## DIRECTION
Extract every line below that contains the word "council".

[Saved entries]
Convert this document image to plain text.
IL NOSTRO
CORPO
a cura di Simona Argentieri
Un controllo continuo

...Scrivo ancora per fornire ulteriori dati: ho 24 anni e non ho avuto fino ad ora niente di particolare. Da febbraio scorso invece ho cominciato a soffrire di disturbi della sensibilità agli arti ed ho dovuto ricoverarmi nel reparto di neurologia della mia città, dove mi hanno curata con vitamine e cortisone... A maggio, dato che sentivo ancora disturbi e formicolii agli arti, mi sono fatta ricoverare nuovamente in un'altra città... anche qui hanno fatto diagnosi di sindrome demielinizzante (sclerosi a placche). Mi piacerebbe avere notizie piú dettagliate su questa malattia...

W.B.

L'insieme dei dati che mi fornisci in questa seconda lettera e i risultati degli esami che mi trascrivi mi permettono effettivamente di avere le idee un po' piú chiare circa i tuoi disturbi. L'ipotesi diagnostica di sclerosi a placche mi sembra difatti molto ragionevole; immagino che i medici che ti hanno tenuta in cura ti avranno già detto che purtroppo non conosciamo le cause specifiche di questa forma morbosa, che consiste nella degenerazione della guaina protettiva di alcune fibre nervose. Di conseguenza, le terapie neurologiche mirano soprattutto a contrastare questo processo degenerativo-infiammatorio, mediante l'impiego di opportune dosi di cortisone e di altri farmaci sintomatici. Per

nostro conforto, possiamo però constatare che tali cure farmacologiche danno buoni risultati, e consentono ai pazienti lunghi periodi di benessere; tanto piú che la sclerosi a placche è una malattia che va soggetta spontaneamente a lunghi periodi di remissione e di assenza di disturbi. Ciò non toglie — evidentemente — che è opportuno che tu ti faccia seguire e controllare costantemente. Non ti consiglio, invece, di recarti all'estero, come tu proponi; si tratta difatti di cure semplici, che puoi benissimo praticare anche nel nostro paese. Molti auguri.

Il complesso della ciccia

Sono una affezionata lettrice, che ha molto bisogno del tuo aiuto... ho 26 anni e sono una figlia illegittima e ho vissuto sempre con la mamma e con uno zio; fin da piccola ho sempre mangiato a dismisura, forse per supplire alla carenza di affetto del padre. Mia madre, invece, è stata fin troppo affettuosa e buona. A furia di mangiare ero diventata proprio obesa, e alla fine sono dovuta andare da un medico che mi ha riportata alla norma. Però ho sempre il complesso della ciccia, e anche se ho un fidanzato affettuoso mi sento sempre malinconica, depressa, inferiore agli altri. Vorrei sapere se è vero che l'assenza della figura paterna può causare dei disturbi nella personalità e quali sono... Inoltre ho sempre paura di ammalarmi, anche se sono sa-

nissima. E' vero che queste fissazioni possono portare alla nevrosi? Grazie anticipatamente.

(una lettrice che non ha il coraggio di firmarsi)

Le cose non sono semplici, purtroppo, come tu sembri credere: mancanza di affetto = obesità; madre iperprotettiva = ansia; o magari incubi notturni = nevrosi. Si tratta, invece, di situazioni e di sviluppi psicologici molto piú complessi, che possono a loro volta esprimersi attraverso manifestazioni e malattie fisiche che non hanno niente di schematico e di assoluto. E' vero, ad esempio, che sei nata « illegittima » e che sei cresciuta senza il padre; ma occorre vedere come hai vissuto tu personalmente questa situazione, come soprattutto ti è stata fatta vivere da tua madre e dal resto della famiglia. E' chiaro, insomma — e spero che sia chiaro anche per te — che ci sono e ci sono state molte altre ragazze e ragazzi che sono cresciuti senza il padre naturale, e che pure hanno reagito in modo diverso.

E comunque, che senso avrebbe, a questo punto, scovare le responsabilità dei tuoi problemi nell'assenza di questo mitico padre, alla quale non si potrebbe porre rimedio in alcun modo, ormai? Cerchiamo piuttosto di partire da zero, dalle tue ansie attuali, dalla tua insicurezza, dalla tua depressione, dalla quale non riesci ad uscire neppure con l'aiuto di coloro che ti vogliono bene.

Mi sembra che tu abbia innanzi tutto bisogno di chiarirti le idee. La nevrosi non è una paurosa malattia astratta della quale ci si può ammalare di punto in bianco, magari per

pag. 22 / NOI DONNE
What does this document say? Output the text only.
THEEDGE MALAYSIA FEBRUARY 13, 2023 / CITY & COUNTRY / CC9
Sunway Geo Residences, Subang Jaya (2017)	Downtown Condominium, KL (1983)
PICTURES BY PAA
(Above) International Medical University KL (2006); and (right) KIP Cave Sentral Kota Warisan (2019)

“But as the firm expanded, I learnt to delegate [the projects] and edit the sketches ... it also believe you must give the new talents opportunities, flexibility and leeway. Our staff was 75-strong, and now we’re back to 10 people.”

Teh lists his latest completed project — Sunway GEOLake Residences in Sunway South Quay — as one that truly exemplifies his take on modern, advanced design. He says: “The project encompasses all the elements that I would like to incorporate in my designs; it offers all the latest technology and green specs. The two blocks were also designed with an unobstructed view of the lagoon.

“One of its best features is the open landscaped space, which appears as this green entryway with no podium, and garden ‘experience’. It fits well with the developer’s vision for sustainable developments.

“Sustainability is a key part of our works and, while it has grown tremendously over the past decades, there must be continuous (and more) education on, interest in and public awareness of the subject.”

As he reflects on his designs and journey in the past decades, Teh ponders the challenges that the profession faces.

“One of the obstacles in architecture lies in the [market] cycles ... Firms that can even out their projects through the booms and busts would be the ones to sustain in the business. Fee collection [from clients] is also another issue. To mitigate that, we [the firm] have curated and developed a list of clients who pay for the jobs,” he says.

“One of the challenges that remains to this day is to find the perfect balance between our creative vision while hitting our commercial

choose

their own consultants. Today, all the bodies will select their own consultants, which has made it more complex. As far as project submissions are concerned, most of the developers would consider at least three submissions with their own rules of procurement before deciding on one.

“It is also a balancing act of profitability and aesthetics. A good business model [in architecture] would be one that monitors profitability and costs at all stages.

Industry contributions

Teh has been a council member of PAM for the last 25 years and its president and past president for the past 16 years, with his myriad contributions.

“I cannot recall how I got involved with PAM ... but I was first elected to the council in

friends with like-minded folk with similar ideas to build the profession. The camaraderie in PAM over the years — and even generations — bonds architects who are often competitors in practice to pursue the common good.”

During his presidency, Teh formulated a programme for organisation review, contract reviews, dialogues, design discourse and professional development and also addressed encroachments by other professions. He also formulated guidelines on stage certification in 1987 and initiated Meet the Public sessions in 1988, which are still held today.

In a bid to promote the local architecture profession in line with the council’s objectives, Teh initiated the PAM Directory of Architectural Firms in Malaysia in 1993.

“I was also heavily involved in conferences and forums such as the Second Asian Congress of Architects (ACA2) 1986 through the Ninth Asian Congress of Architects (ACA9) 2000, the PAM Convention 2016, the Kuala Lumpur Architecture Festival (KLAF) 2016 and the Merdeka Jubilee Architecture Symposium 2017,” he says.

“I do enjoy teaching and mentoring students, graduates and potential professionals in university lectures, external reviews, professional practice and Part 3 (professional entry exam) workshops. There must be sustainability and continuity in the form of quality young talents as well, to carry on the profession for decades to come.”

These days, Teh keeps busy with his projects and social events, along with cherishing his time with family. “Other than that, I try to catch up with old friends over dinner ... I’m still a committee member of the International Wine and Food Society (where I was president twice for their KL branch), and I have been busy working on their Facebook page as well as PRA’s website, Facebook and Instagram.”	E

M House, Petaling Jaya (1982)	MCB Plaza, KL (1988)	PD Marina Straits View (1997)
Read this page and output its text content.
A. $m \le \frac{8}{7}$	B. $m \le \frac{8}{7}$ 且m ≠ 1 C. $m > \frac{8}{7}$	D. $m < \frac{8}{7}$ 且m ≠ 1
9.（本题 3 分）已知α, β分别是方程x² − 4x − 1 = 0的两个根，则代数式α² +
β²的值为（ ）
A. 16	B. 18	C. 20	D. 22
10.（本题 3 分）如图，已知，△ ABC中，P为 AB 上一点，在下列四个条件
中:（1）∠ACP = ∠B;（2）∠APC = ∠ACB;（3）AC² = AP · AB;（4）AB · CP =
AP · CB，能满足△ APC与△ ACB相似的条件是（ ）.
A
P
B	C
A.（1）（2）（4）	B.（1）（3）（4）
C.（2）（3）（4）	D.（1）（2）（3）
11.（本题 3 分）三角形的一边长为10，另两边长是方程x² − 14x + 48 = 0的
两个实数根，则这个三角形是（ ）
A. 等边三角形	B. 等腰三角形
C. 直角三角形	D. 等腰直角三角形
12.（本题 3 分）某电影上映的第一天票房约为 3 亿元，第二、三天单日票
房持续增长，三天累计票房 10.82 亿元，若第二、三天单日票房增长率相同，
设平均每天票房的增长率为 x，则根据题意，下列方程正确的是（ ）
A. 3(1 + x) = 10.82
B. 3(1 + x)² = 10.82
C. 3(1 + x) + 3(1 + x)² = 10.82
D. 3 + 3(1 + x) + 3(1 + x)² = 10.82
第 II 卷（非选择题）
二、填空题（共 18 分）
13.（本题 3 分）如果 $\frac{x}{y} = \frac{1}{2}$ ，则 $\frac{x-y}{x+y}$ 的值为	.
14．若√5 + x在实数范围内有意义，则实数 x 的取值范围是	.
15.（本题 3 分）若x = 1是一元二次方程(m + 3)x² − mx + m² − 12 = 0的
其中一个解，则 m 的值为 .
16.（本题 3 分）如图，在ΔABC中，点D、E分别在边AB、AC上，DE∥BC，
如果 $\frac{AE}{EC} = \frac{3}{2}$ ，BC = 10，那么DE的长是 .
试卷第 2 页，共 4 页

## RESULT BELOW
Teh has been a council member of PAM for the last 25 years and its president and past president for the past 16 years, with his myriad contributions.
“I cannot recall how I got involved with PAM ... but I was first elected to the council in
In a bid to promote the local architecture profession in line with the council’s objectives, Teh initiated the PAM Directory of Architectural Firms in Malaysia in 1993.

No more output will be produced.